### YOUR OBJECTIVE
Pick out each line with the word "values" from the material that follows.

### INFORMATION PROVIDED
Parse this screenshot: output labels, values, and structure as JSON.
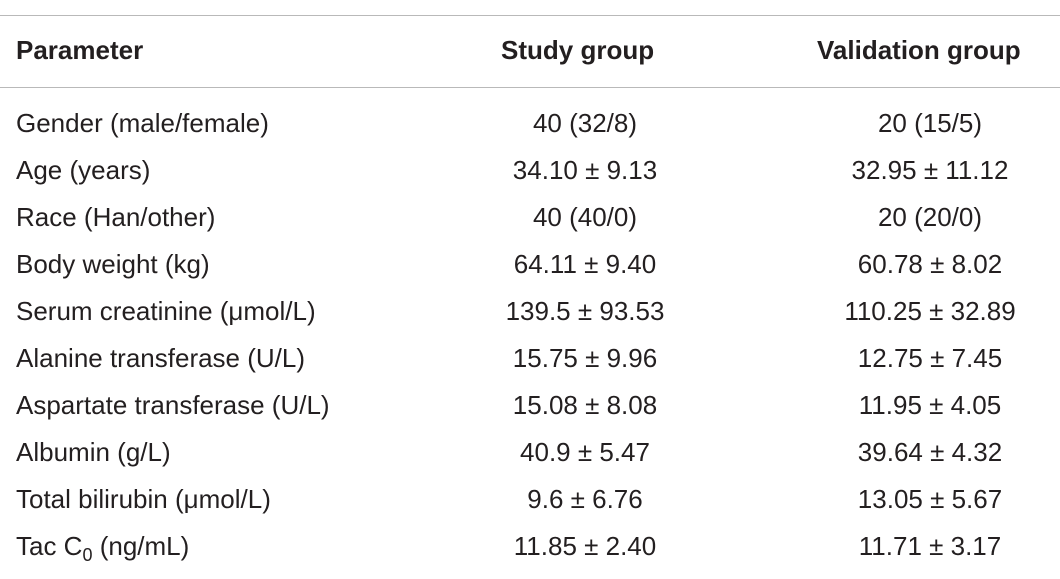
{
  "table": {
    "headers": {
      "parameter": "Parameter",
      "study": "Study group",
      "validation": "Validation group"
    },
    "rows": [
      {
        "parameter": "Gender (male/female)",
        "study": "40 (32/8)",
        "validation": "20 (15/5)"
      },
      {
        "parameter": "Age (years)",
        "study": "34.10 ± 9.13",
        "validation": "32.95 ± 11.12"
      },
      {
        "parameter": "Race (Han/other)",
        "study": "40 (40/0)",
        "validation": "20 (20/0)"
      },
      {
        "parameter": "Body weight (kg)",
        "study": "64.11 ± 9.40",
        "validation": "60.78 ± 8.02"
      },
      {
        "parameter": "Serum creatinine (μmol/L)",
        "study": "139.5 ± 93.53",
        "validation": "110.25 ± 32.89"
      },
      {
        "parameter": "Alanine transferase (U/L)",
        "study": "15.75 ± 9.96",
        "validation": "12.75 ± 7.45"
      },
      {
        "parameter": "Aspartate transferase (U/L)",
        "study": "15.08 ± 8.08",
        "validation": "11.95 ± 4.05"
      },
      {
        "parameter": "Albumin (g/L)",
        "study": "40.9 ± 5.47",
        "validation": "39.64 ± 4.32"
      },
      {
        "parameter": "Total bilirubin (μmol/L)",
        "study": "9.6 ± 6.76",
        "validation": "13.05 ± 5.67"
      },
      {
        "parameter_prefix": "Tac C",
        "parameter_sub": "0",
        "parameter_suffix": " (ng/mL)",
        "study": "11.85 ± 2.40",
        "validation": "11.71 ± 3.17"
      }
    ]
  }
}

---

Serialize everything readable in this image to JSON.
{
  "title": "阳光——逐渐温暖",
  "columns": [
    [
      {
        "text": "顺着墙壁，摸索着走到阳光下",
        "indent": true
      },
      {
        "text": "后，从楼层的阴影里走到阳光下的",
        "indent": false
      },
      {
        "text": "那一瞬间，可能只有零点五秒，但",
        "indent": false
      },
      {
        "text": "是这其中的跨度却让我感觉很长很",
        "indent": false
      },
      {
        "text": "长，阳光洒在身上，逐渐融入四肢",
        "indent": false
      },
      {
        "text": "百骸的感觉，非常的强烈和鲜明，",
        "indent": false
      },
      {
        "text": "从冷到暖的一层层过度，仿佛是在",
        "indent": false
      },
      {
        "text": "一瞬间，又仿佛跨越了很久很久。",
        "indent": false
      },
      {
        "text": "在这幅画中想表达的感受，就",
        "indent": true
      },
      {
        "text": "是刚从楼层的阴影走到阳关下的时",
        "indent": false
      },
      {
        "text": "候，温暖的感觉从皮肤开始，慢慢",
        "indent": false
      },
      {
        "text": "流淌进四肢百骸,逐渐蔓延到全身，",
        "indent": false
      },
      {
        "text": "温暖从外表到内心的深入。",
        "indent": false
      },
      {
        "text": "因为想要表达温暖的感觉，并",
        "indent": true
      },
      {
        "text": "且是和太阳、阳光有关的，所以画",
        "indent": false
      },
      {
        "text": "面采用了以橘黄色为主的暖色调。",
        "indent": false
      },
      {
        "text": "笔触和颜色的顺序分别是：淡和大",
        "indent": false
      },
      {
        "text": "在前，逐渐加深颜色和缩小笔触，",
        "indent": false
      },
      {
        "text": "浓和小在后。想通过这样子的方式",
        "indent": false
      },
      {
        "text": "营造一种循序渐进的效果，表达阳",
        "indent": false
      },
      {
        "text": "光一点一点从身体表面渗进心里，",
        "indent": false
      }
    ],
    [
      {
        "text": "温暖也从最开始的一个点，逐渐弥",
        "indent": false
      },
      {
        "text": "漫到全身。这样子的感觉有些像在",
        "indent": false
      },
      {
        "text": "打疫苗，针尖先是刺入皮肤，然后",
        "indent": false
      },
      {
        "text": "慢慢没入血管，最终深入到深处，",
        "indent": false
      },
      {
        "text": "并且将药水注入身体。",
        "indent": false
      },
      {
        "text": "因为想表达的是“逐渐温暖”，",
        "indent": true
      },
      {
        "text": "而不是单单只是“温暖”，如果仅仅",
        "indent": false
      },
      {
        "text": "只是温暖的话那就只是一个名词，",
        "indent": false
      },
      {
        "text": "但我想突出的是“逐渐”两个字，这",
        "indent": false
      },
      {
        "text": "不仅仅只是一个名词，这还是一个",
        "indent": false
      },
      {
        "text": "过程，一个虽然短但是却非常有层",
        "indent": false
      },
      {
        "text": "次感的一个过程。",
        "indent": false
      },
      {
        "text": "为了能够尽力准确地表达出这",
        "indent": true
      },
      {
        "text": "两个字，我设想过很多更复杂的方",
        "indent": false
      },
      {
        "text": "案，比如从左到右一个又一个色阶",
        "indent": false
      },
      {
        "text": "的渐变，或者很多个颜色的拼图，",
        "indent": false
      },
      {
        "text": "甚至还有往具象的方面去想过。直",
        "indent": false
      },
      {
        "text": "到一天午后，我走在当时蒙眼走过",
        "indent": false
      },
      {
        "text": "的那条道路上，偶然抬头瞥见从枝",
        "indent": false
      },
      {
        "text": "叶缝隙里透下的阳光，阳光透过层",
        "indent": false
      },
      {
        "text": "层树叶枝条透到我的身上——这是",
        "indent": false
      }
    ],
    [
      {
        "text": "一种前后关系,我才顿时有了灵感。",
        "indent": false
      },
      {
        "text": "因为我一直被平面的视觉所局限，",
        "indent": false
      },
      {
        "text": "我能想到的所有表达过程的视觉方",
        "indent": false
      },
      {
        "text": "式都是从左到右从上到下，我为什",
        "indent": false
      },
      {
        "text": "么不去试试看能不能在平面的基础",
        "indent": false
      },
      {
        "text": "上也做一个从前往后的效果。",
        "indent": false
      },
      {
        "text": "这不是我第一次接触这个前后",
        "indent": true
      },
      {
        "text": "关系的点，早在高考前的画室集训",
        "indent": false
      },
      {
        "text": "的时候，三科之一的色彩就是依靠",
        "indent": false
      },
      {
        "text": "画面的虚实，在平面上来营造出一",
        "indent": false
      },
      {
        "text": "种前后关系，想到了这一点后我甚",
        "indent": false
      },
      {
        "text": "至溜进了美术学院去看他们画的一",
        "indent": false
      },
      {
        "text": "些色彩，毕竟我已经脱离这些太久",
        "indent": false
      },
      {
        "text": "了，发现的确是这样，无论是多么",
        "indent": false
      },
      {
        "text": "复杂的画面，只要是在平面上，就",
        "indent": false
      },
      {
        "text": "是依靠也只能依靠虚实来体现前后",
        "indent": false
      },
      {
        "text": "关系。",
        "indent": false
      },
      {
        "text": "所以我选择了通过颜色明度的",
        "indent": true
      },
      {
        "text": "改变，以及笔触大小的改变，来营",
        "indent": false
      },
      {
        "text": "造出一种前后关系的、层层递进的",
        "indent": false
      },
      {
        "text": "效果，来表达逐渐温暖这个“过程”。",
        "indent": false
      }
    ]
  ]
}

--

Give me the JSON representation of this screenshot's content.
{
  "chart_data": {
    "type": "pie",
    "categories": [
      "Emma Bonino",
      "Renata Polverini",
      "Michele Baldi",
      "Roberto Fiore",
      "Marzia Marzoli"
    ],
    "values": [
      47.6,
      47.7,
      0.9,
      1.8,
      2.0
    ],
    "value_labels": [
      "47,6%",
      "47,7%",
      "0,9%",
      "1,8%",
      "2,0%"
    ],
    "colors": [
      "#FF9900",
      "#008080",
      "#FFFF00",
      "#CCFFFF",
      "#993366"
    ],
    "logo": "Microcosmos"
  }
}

### RESULT
Parse this screenshot: output labels, values, and structure as JSON.
    "values": [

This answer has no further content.